======== SUPPLIED RECORDS ========
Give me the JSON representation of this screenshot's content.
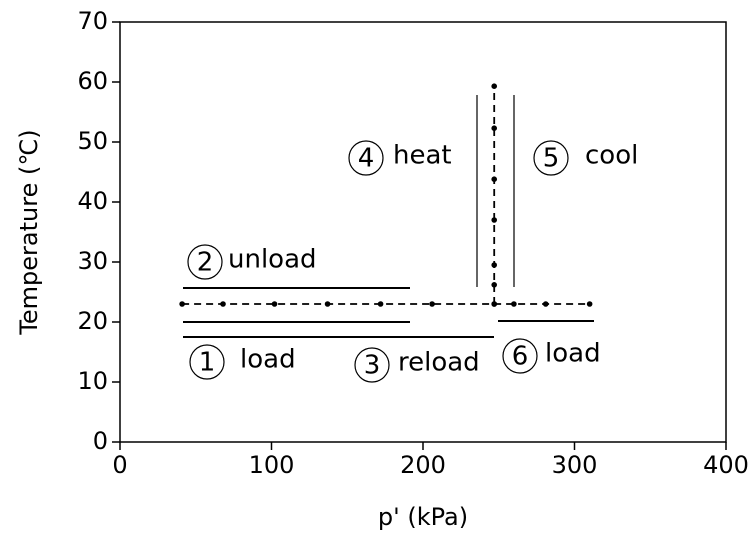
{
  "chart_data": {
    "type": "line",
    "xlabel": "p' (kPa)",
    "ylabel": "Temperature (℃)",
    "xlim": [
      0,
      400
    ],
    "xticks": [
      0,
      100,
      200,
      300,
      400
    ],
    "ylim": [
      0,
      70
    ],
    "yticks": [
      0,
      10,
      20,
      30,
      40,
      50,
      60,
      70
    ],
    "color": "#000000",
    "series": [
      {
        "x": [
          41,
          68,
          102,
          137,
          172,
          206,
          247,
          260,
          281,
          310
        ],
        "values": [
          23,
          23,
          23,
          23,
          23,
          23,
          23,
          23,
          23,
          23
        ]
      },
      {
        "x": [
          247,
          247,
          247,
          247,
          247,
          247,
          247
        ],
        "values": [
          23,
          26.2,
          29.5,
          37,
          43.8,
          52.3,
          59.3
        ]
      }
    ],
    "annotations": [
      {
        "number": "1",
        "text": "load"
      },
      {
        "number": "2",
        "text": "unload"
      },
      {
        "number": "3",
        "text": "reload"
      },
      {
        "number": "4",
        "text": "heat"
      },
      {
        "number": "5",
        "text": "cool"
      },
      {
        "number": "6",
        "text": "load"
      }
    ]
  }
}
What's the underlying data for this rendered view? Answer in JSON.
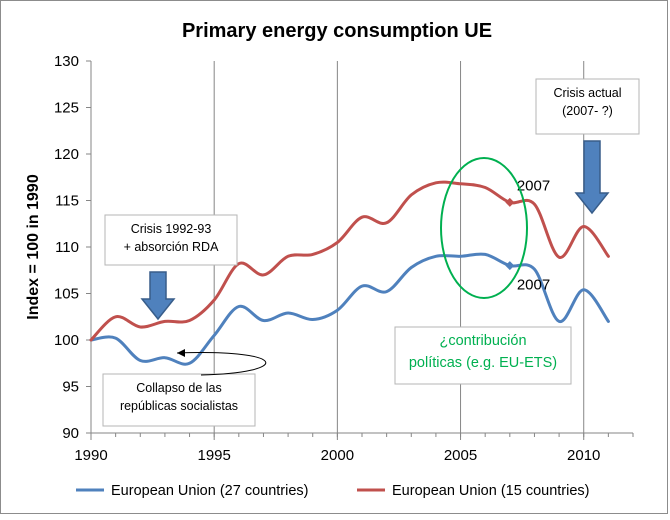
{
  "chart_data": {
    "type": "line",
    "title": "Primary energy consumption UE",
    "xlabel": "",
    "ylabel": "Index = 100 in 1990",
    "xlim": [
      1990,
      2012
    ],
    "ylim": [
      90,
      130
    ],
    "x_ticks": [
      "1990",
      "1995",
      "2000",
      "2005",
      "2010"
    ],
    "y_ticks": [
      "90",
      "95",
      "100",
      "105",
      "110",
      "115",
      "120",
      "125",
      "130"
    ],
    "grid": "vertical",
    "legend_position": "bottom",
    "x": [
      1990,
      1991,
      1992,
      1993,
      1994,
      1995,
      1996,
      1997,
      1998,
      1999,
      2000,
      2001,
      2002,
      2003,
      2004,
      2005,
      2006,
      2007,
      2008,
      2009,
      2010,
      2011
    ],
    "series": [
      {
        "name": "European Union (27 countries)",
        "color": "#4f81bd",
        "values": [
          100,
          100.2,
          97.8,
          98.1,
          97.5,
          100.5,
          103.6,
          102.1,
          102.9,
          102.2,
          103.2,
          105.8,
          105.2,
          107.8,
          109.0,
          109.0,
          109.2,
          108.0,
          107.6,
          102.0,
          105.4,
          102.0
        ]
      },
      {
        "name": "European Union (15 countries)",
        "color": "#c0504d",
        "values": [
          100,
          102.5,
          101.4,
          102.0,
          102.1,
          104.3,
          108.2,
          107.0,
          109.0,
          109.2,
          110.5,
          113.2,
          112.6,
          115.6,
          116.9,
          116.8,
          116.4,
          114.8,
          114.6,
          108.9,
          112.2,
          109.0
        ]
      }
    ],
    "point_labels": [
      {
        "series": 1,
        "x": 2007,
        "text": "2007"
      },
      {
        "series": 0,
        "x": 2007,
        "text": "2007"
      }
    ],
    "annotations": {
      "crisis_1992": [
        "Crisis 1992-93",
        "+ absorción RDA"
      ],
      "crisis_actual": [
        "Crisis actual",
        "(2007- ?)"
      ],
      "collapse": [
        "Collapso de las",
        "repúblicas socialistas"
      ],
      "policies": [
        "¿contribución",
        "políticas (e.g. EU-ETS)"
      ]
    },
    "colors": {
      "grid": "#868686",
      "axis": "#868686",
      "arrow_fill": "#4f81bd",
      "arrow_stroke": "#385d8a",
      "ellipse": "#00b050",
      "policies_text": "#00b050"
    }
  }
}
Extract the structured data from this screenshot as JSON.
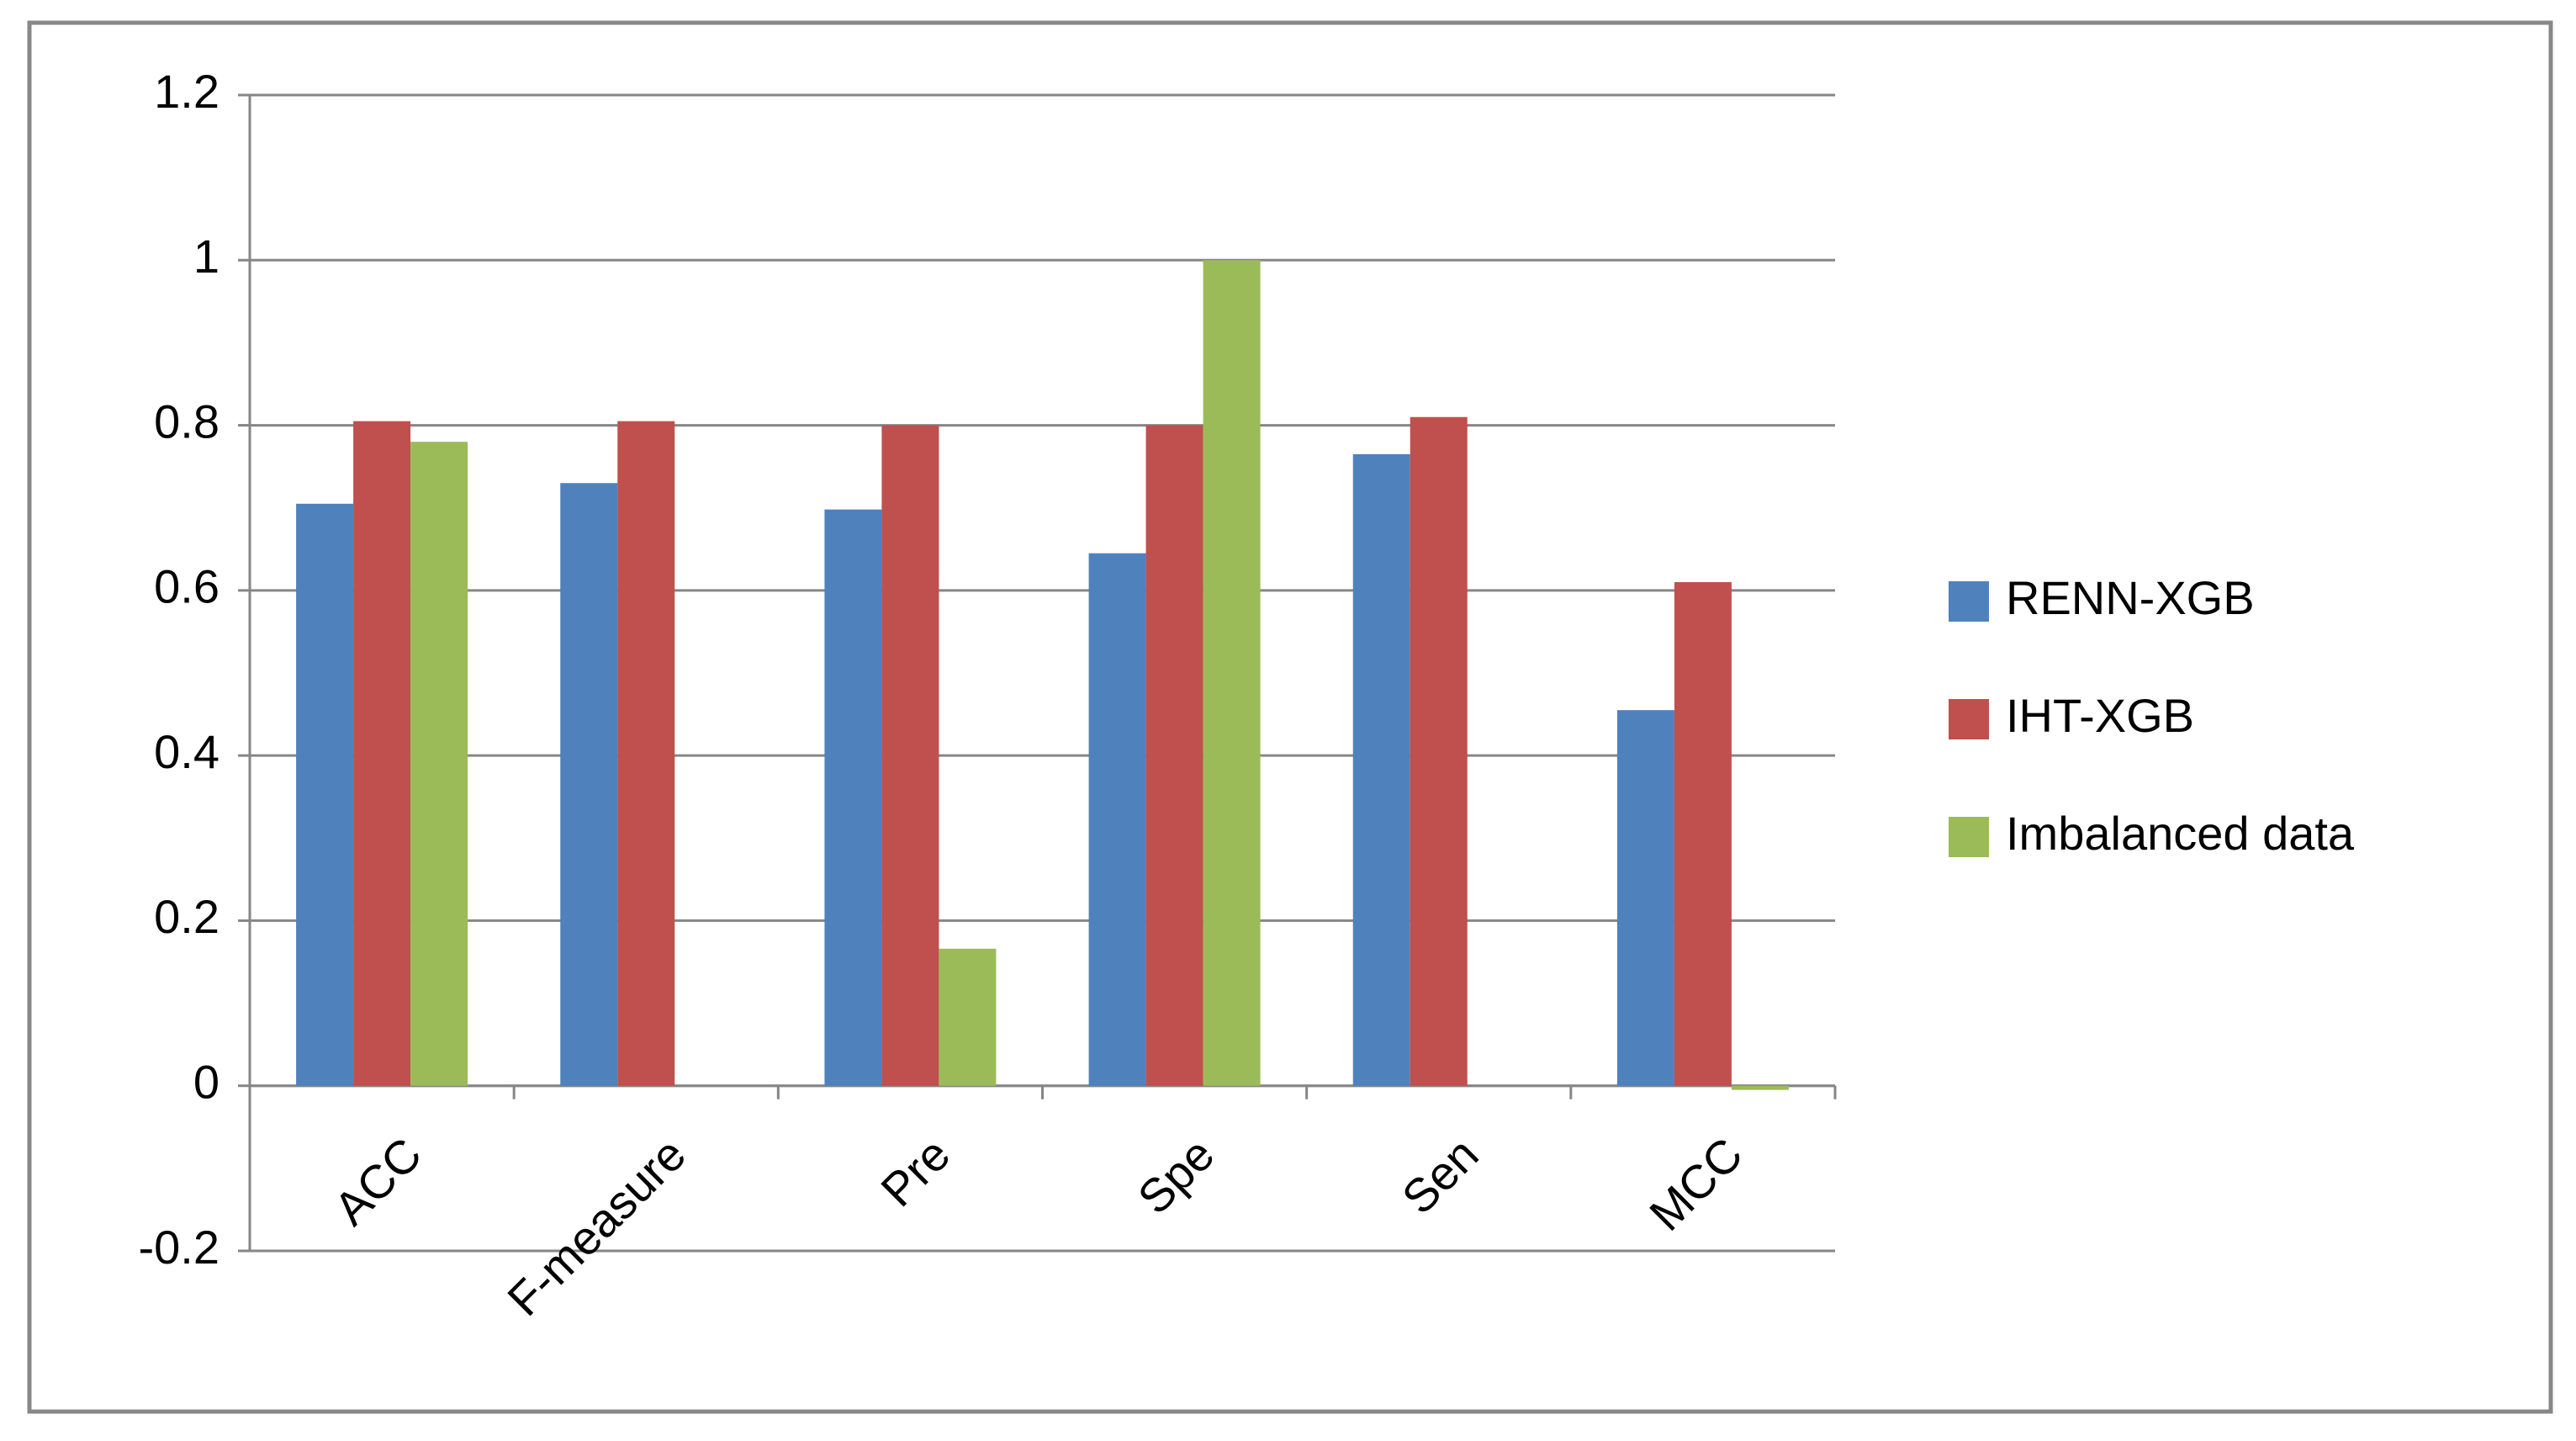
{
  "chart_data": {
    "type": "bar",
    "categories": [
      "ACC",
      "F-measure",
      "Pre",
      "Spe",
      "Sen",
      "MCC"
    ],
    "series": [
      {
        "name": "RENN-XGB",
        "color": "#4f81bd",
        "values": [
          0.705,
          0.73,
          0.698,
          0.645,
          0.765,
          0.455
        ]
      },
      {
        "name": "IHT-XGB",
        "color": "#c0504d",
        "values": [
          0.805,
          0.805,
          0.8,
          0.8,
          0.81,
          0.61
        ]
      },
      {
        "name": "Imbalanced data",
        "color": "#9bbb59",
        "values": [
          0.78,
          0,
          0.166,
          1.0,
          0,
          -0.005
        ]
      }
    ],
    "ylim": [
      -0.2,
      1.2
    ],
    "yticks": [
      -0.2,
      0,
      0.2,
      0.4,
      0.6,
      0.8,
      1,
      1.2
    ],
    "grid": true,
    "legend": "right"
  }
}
========
§ EXERCISE BRIEF
Copy every line of the data word for word, omitting the images.

§ FINAL RESULT
Give me the JSON representation of this screenshot's content.
{
  "chart_data": {
    "type": "line",
    "xlabel": "p' (kPa)",
    "ylabel": "Temperature (℃)",
    "xlim": [
      0,
      400
    ],
    "xticks": [
      0,
      100,
      200,
      300,
      400
    ],
    "ylim": [
      0,
      70
    ],
    "yticks": [
      0,
      10,
      20,
      30,
      40,
      50,
      60,
      70
    ],
    "color": "#000000",
    "series": [
      {
        "x": [
          41,
          68,
          102,
          137,
          172,
          206,
          247,
          260,
          281,
          310
        ],
        "values": [
          23,
          23,
          23,
          23,
          23,
          23,
          23,
          23,
          23,
          23
        ]
      },
      {
        "x": [
          247,
          247,
          247,
          247,
          247,
          247,
          247
        ],
        "values": [
          23,
          26.2,
          29.5,
          37,
          43.8,
          52.3,
          59.3
        ]
      }
    ],
    "annotations": [
      {
        "number": "1",
        "text": "load"
      },
      {
        "number": "2",
        "text": "unload"
      },
      {
        "number": "3",
        "text": "reload"
      },
      {
        "number": "4",
        "text": "heat"
      },
      {
        "number": "5",
        "text": "cool"
      },
      {
        "number": "6",
        "text": "load"
      }
    ]
  }
}
What's the underlying data for this rendered view? Answer in JSON.
{
  "chart_data": {
    "type": "line",
    "title": "Primary energy consumption UE",
    "xlabel": "",
    "ylabel": "Index = 100 in 1990",
    "xlim": [
      1990,
      2012
    ],
    "ylim": [
      90,
      130
    ],
    "x_ticks": [
      "1990",
      "1995",
      "2000",
      "2005",
      "2010"
    ],
    "y_ticks": [
      "90",
      "95",
      "100",
      "105",
      "110",
      "115",
      "120",
      "125",
      "130"
    ],
    "grid": "vertical",
    "legend_position": "bottom",
    "x": [
      1990,
      1991,
      1992,
      1993,
      1994,
      1995,
      1996,
      1997,
      1998,
      1999,
      2000,
      2001,
      2002,
      2003,
      2004,
      2005,
      2006,
      2007,
      2008,
      2009,
      2010,
      2011
    ],
    "series": [
      {
        "name": "European Union (27 countries)",
        "color": "#4f81bd",
        "values": [
          100,
          100.2,
          97.8,
          98.1,
          97.5,
          100.5,
          103.6,
          102.1,
          102.9,
          102.2,
          103.2,
          105.8,
          105.2,
          107.8,
          109.0,
          109.0,
          109.2,
          108.0,
          107.6,
          102.0,
          105.4,
          102.0
        ]
      },
      {
        "name": "European Union (15 countries)",
        "color": "#c0504d",
        "values": [
          100,
          102.5,
          101.4,
          102.0,
          102.1,
          104.3,
          108.2,
          107.0,
          109.0,
          109.2,
          110.5,
          113.2,
          112.6,
          115.6,
          116.9,
          116.8,
          116.4,
          114.8,
          114.6,
          108.9,
          112.2,
          109.0
        ]
      }
    ],
    "point_labels": [
      {
        "series": 1,
        "x": 2007,
        "text": "2007"
      },
      {
        "series": 0,
        "x": 2007,
        "text": "2007"
      }
    ],
    "annotations": {
      "crisis_1992": [
        "Crisis 1992-93",
        "+ absorción RDA"
      ],
      "crisis_actual": [
        "Crisis actual",
        "(2007- ?)"
      ],
      "collapse": [
        "Collapso de las",
        "repúblicas socialistas"
      ],
      "policies": [
        "¿contribución",
        "políticas (e.g. EU-ETS)"
      ]
    },
    "colors": {
      "grid": "#868686",
      "axis": "#868686",
      "arrow_fill": "#4f81bd",
      "arrow_stroke": "#385d8a",
      "ellipse": "#00b050",
      "policies_text": "#00b050"
    }
  }
}
Extract the structured data from this screenshot as JSON.
{
  "chart_data": {
    "type": "bar",
    "categories": [
      "ACC",
      "F-measure",
      "Pre",
      "Spe",
      "Sen",
      "MCC"
    ],
    "series": [
      {
        "name": "RENN-XGB",
        "color": "#4f81bd",
        "values": [
          0.705,
          0.73,
          0.698,
          0.645,
          0.765,
          0.455
        ]
      },
      {
        "name": "IHT-XGB",
        "color": "#c0504d",
        "values": [
          0.805,
          0.805,
          0.8,
          0.8,
          0.81,
          0.61
        ]
      },
      {
        "name": "Imbalanced data",
        "color": "#9bbb59",
        "values": [
          0.78,
          0,
          0.166,
          1.0,
          0,
          -0.005
        ]
      }
    ],
    "ylim": [
      -0.2,
      1.2
    ],
    "yticks": [
      -0.2,
      0,
      0.2,
      0.4,
      0.6,
      0.8,
      1,
      1.2
    ],
    "grid": true,
    "legend": "right"
  }
}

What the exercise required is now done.